### Selected extract

The displacements in the E-direction are $1-\frac{1}{5}+\frac{1}{9}- \frac{1}{13}+... = 4 \sum_{n=0}^{\infty} {\frac{1}{(8n+1)(8n+5)}}=\frac{π+\ln(3+2\sqrt 2)}{4 \sqrt{2}} = 0.86697298...=A$

The displacements in the NE-direction are $\frac{1}{2}-\frac{1}{6}+\frac{1}{10}-\frac{1}{14}+... = 4 \sum_{n=0}^{\infty} \frac{1}{(8n+2)(8n+6)}=\frac{π}{8} = 0.39269908...=B$

The displacements in the N-direction are $\frac{1}{3}-\frac{1}{7}+\frac{1}{11}-\frac{1}{15}+... = 4 \sum_{n=0}^{\infty} \frac{1}{(8n+3)(8n+7)}=\frac{π - 2 \ln(1+ \sqrt{ 2})}{4 \sqrt{2}}= 0.24374774...=C$

The displacements in the NW-direction are $\frac{1}{4}-\frac{1}{8}+\frac{1}{12}-\frac{1}{16}+... = 4 \sum_{n=0}^{\infty} \frac{1}{(8n+4)(8n+8)}=\frac{\ln(2)}{4} = 0.17328679...=D$

The total net displacement in the positive x-direction is $\Delta x= A+\frac{1}{2}\sqrt{2}(B-D)=1.02212141..$

The total net displacement in the positive y-direction is $\Delta y= C+\frac{1}{2}\sqrt{2}(B+D)=0.64396018..$

The overall net displacement is $\sqrt{(\Delta x)^2+ (\Delta y)^2}=\boxed{1.20806328...}$

Fourier series can also be used once you get the distance interms of sinnx/n series ,cosnx/n series.

######

Directions for this task »
Can you reproduce the displacement calculation word for word, everything from "The overall net" down to "series ,cosnx/n series."?

### Provided material

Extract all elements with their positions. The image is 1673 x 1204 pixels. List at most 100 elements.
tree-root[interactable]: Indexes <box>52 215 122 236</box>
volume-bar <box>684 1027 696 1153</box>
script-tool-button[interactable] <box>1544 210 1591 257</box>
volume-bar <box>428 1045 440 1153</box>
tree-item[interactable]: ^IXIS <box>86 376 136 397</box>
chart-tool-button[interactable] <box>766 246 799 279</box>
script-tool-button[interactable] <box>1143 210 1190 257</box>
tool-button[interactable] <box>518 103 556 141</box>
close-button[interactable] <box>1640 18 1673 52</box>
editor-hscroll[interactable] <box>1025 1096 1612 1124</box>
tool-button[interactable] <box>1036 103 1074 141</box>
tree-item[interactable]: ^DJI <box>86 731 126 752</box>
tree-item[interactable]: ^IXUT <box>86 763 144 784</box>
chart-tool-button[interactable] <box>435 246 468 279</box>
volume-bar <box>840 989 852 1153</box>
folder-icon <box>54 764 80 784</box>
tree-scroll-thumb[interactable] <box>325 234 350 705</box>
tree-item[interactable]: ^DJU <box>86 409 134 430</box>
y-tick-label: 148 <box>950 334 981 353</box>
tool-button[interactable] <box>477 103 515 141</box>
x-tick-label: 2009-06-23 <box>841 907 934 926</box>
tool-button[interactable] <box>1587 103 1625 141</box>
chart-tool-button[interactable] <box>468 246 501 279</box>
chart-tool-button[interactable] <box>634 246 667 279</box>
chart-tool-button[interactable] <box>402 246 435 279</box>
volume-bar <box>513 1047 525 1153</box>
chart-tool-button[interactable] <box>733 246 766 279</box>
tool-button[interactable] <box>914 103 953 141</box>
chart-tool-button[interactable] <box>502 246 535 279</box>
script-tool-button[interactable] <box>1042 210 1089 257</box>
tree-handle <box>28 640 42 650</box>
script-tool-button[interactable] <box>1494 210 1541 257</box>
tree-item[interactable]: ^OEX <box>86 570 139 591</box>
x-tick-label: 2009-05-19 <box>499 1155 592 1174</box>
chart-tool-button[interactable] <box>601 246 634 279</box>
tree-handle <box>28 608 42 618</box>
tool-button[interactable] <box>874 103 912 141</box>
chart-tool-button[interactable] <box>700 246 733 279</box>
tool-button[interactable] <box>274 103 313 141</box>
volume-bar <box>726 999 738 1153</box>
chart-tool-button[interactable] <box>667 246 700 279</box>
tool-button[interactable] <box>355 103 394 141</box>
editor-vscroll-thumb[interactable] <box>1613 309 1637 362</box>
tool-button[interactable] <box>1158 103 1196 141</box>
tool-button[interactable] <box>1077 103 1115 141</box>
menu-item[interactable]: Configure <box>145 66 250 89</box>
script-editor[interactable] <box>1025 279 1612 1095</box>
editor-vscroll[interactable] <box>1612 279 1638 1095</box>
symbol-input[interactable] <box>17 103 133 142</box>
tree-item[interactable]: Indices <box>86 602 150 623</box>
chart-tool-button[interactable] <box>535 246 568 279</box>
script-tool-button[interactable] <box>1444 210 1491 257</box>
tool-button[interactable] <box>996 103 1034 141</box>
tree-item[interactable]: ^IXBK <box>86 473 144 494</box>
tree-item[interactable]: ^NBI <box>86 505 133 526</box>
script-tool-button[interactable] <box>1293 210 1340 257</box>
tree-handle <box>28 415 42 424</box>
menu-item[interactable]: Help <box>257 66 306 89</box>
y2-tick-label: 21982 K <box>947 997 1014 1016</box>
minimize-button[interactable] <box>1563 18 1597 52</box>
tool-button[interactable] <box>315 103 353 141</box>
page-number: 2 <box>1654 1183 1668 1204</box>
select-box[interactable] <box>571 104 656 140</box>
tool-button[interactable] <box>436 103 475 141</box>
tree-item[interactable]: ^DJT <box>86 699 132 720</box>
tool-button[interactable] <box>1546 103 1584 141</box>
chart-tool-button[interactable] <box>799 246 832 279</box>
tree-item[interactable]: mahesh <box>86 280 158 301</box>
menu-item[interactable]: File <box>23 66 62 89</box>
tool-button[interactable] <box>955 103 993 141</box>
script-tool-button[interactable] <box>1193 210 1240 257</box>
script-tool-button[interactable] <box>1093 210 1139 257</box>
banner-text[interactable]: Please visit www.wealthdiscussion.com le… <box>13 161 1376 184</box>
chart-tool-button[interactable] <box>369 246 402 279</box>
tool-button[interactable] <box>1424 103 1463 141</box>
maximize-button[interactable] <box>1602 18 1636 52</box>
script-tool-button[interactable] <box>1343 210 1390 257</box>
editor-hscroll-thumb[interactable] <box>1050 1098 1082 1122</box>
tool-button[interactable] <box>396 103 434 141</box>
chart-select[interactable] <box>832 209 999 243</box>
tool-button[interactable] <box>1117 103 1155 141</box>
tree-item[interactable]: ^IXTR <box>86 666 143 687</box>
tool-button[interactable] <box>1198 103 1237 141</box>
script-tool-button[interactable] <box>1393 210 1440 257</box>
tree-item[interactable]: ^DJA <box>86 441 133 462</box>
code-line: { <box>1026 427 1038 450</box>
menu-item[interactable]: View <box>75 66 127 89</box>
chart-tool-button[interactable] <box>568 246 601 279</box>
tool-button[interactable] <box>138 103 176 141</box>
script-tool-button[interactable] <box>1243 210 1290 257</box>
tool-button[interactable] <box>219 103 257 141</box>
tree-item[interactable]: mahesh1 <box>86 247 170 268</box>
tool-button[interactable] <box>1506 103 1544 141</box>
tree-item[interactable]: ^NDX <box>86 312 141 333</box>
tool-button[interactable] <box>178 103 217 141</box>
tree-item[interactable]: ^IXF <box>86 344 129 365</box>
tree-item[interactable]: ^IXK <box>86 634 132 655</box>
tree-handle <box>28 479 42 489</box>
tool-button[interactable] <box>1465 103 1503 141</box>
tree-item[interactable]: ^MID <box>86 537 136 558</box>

######

Task response »
The overall net displacement is $\sqrt{(\Delta x)^2+ (\Delta y)^2}=\boxed{1.20806328...}$

Fourier series can also be used once you get the distance interms of sinnx/n series ,cosnx/n series.